O Estado deve garantir a aplicação do Direito Penal dentro de limites impostos pelo princípio da dignidade humana e pelo Estado Democrático de Direito.
No Brasil a Constituição da República inovou ao incluir este preceito que nas palavras de Fernando Capez:
Diante disso, pode-se afirmar que a expressão “Estado de Direito” por si só, caracteriza a garantia inócua de que todos estão submetidos ao império da lei, cujo conteúdo fica em aberto, limitado apenas à impessoalidade e à não-violação de garantias individuais mínimas. Por essa razão, nosso constituinte foi além, afirmando que o Brasil não é apenas um Estado de Direito, mas um Estado Democrático de Direito (2002, p. 8).
Neste sentido, Estado Democrático de Direito se traduz por ser aquele que não apenas irá submeter todas as pessoas ao crivo da lei, mas aquele em que as leis possuem conteúdo e adequação social e em que se utilizam princípios garantistas e minimalistas em relação ao Direito Penal, por exemplo.
3. ENTENDENDO A TEORIA DO DIREITO PENAL MINIMALISTA
O Direito Penal Minimalista, preconizado a partir do garantismo penal, corrente muito propagada na atualidade, principalmente nos meios acadêmicos, traz em seu bojo diversos princípios importantes para a sociedade com relação às garantias individuais dos cidadãos, tais como o princípio da mínima intervenção, da adequação social etc, que configuram uma mudança crucial no paradigma da atuação do Direito Penal. Rogério Greco define o conceito revelando que:
Na concepção que podemos chamar de “equilibrada” situa-se o Direito Penal Mínimo. O seu discurso, mais coerente, permissa vênia, com a realidade social, apregoa, em síntese, ser a finalidade do Direito Penal a proteção tão-somente dos bens necessários e vitais ao convívio em sociedade. Aqueles bens que, em decorrência de sua importância, não poderão ser somente protegidos pelos demais ramos do ordenamento jurídico (2009, p. 24). Grifos do autor.
A ideia principal desta teoria, por assim dizer, seria a mínima intervenção do Estado quanto à aplicação do Direito Penal na vida em sociedade, das pessoas e transferindo para esferas diferentes do Direito a tutela de bens jurídicos atualmente a cargo do Direito Penal.

§ **Dados apresentados**

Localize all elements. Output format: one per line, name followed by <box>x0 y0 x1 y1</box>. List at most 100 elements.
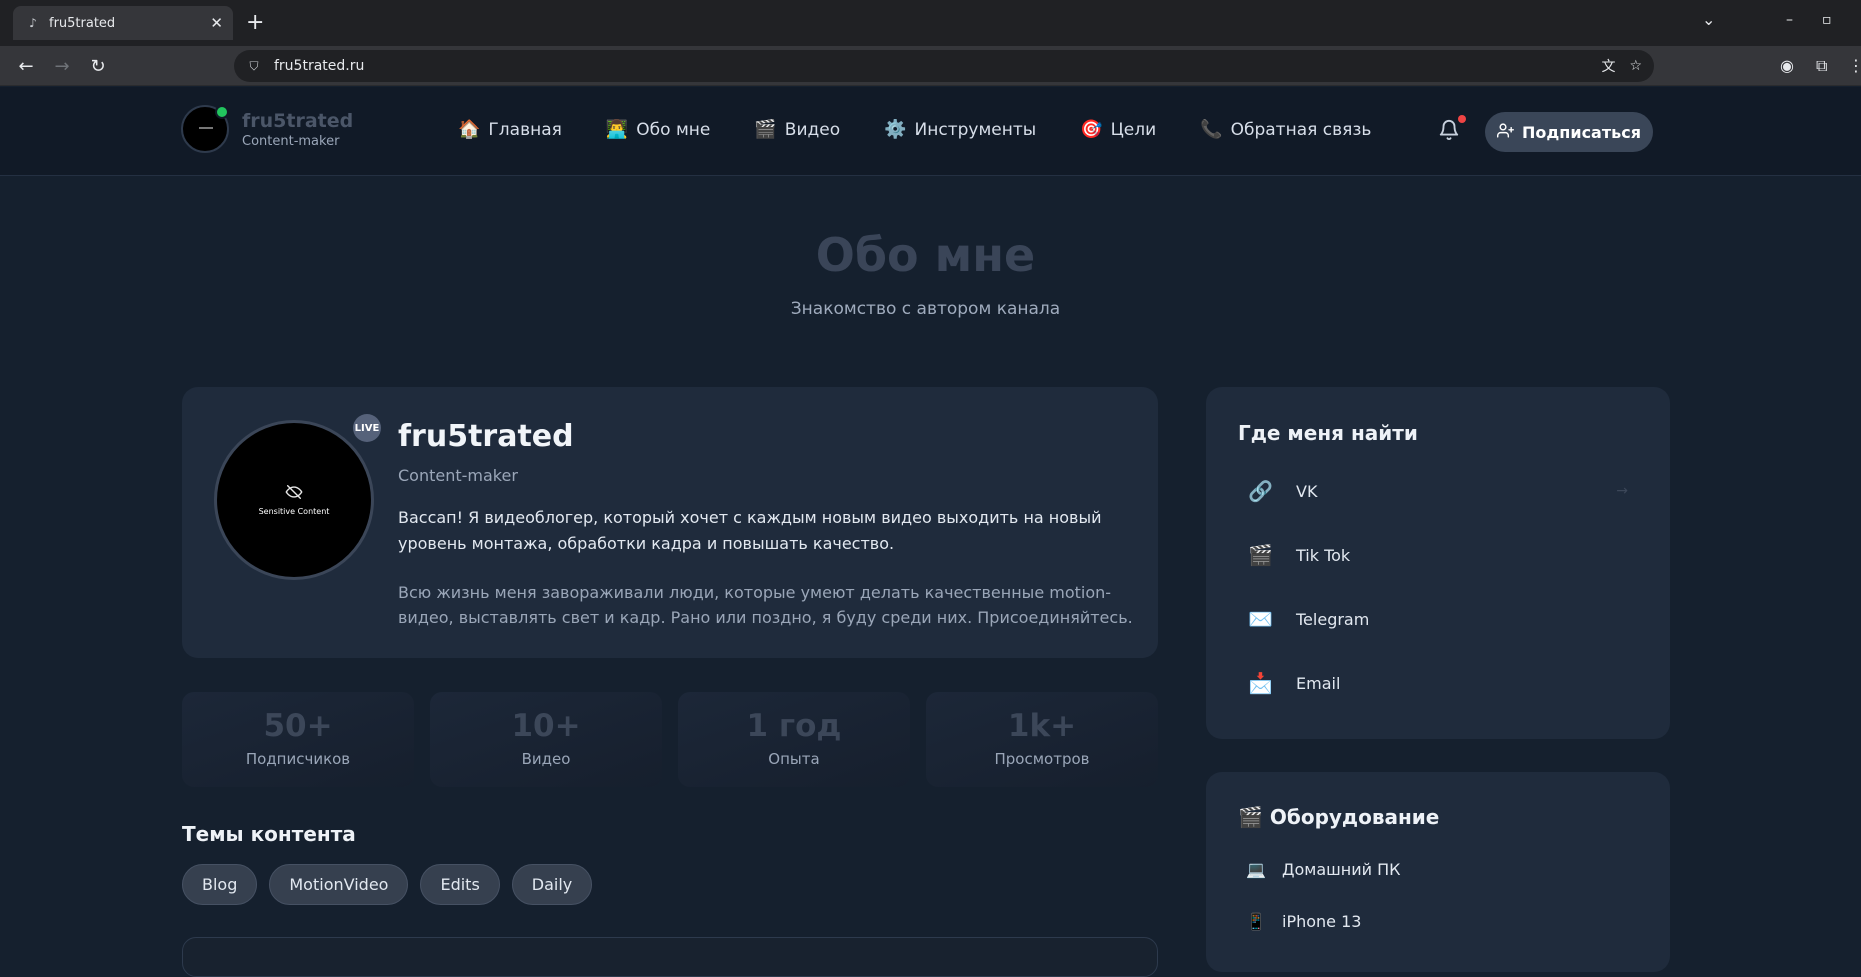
stat-card: 10+ Видео <box>430 692 662 787</box>
extensions-icon[interactable]: ⧉ <box>1816 56 1827 76</box>
back-icon[interactable]: ← <box>14 54 38 78</box>
stat-value: 1k+ <box>1007 708 1077 744</box>
social-links-card: Где меня найти 🔗 VK → 🎬 Tik Tok ✉️ Teleg… <box>1206 387 1670 739</box>
technologist-icon: 👨‍💻 <box>605 119 629 140</box>
profile-role: Content-maker <box>398 466 518 485</box>
nav-item-label: Обратная связь <box>1230 119 1372 140</box>
reload-icon[interactable]: ↻ <box>86 54 110 78</box>
stat-value: 10+ <box>511 708 581 744</box>
stat-card: 50+ Подписчиков <box>182 692 414 787</box>
profile-bio-primary: Ваccап! Я видеоблогер, который хочет с к… <box>398 508 1102 553</box>
nav-item-goals[interactable]: 🎯 Цели <box>1080 119 1156 140</box>
arrow-right-icon: → <box>1616 483 1628 499</box>
social-link-label: Email <box>1296 673 1341 693</box>
social-link-label: Telegram <box>1296 609 1370 629</box>
maximize-icon[interactable]: ▫ <box>1822 12 1832 28</box>
subscribe-button[interactable]: Подписаться <box>1485 112 1653 152</box>
logo-name: fru5trated <box>242 109 354 132</box>
nav-item-feedback[interactable]: 📞 Обратная связь <box>1200 119 1371 140</box>
profile-icon[interactable]: ◉ <box>1780 56 1794 75</box>
topics-list: Blog MotionVideo Edits Daily <box>182 864 604 905</box>
browser-tab[interactable]: ♪ fru5trated ✕ <box>13 6 233 40</box>
page-title: Обо мне <box>815 228 1036 282</box>
target-icon: 🎯 <box>1080 119 1103 140</box>
nav-item-home[interactable]: 🏠 Главная <box>458 119 562 140</box>
stat-label: Опыта <box>768 750 820 768</box>
user-plus-icon <box>1497 122 1514 143</box>
nav-item-label: Обо мне <box>636 119 711 140</box>
stat-label: Подписчиков <box>245 750 351 768</box>
notification-badge <box>1458 115 1466 123</box>
site-header: fru5trated Content-maker 🏠 Главная 👨‍💻 О… <box>0 87 1861 176</box>
stat-label: Видео <box>521 750 571 768</box>
stat-value: 1 год <box>746 708 842 744</box>
browser-tabbar: ♪ fru5trated ✕ + ⌄ – ▫ <box>0 0 1861 46</box>
notifications-bell-icon[interactable] <box>1438 115 1466 143</box>
stat-card: 1 год Опыта <box>678 692 910 787</box>
address-bar[interactable]: ⛉ fru5trated.ru 文 ☆ <box>234 50 1654 82</box>
minimize-icon[interactable]: – <box>1786 12 1793 28</box>
link-icon: 🔗 <box>1248 479 1273 503</box>
hidden-eye-icon <box>285 484 303 503</box>
equipment-card: 🎬 Оборудование 💻 Домашний ПК 📱 iPhone 13 <box>1206 772 1670 972</box>
page-subtitle: Знакомство с автором канала <box>790 299 1061 319</box>
tab-title: fru5trated <box>49 15 116 31</box>
tiktok-favicon-icon: ♪ <box>29 16 37 30</box>
social-link-vk[interactable]: 🔗 VK → <box>1226 465 1650 517</box>
equipment-heading: 🎬 Оборудование <box>1238 805 1440 829</box>
online-status-dot <box>215 105 229 119</box>
social-link-telegram[interactable]: ✉️ Telegram <box>1226 593 1650 645</box>
live-badge: LIVE <box>353 414 381 442</box>
stat-value: 50+ <box>263 708 333 744</box>
stat-card: 1k+ Просмотров <box>926 692 1158 787</box>
clapperboard-icon: 🎬 <box>1248 543 1273 567</box>
equipment-label: Домашний ПК <box>1282 860 1401 879</box>
inbox-envelope-icon: 📩 <box>1248 671 1273 695</box>
bookmark-star-icon[interactable]: ☆ <box>1629 58 1642 74</box>
topic-chip[interactable]: Edits <box>420 864 500 905</box>
house-icon: 🏠 <box>458 119 481 140</box>
url-text[interactable]: fru5trated.ru <box>274 58 1587 74</box>
site-info-icon[interactable]: ⛉ <box>246 58 262 74</box>
profile-card: Sensitive Content LIVE fru5trated Conten… <box>182 387 1158 658</box>
laptop-icon: 💻 <box>1246 860 1266 879</box>
logo-subtitle: Content-maker <box>242 133 340 149</box>
profile-avatar: Sensitive Content <box>214 420 374 580</box>
equipment-item: 📱 iPhone 13 <box>1246 912 1361 931</box>
envelope-icon: ✉️ <box>1248 607 1273 631</box>
social-link-label: Tik Tok <box>1296 545 1351 565</box>
main-nav: 🏠 Главная 👨‍💻 Обо мне 🎬 Видео ⚙️ Инструм… <box>458 119 1415 140</box>
logo-avatar <box>181 105 229 153</box>
topic-chip[interactable]: MotionVideo <box>269 864 409 905</box>
mobile-phone-icon: 📱 <box>1246 912 1266 931</box>
forward-icon[interactable]: → <box>50 54 74 78</box>
browser-toolbar: ← → ↻ ⛉ fru5trated.ru 文 ☆ ◉ ⧉ ⋮ <box>0 46 1861 86</box>
topic-chip[interactable]: Blog <box>182 864 258 905</box>
menu-icon[interactable]: ⋮ <box>1848 56 1861 75</box>
nav-item-label: Главная <box>488 119 562 140</box>
sensitive-content-label: Sensitive Content <box>258 507 330 516</box>
equipment-item: 💻 Домашний ПК <box>1246 860 1401 879</box>
social-link-email[interactable]: 📩 Email <box>1226 657 1650 709</box>
next-section-card <box>182 937 1158 977</box>
social-links-heading: Где меня найти <box>1238 421 1418 445</box>
site-logo[interactable]: fru5trated Content-maker <box>181 105 353 153</box>
new-tab-button[interactable]: + <box>246 10 264 36</box>
close-tab-icon[interactable]: ✕ <box>210 14 223 32</box>
nav-item-label: Цели <box>1110 119 1157 140</box>
social-link-label: VK <box>1296 481 1318 501</box>
stat-label: Просмотров <box>994 750 1090 768</box>
nav-item-label: Видео <box>784 119 841 140</box>
nav-item-tools[interactable]: ⚙️ Инструменты <box>884 119 1036 140</box>
equipment-label: iPhone 13 <box>1282 912 1362 931</box>
nav-item-video[interactable]: 🎬 Видео <box>754 119 840 140</box>
tab-search-icon[interactable]: ⌄ <box>1702 10 1715 29</box>
nav-item-label: Инструменты <box>914 119 1037 140</box>
translate-icon[interactable]: 文 <box>1601 56 1615 76</box>
clapperboard-icon: 🎬 <box>754 119 777 140</box>
social-link-tiktok[interactable]: 🎬 Tik Tok <box>1226 529 1650 581</box>
profile-bio-secondary: Всю жизнь меня завораживали люди, которы… <box>398 583 1133 627</box>
topic-chip[interactable]: Daily <box>511 864 593 905</box>
topics-heading: Темы контента <box>182 822 356 846</box>
nav-item-about[interactable]: 👨‍💻 Обо мне <box>606 119 711 140</box>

§ **Tarefa do exercício A**
No trecho do documento, qual é a finalidade do Direito Penal Mínimo segundo Rogério Greco?
§ **Tarefa do exercício B**
Liste todos os princípios que o trecho do documento menciona pelo nome.

§ **Resposta do exercício A**
A finalidade é proteger tão somente os bens necessários e vitais ao convívio em sociedade.

§ **Resposta do exercício B**
- Princípio da dignidade humana
- Princípio da mínima intervenção
- Princípio da adequação social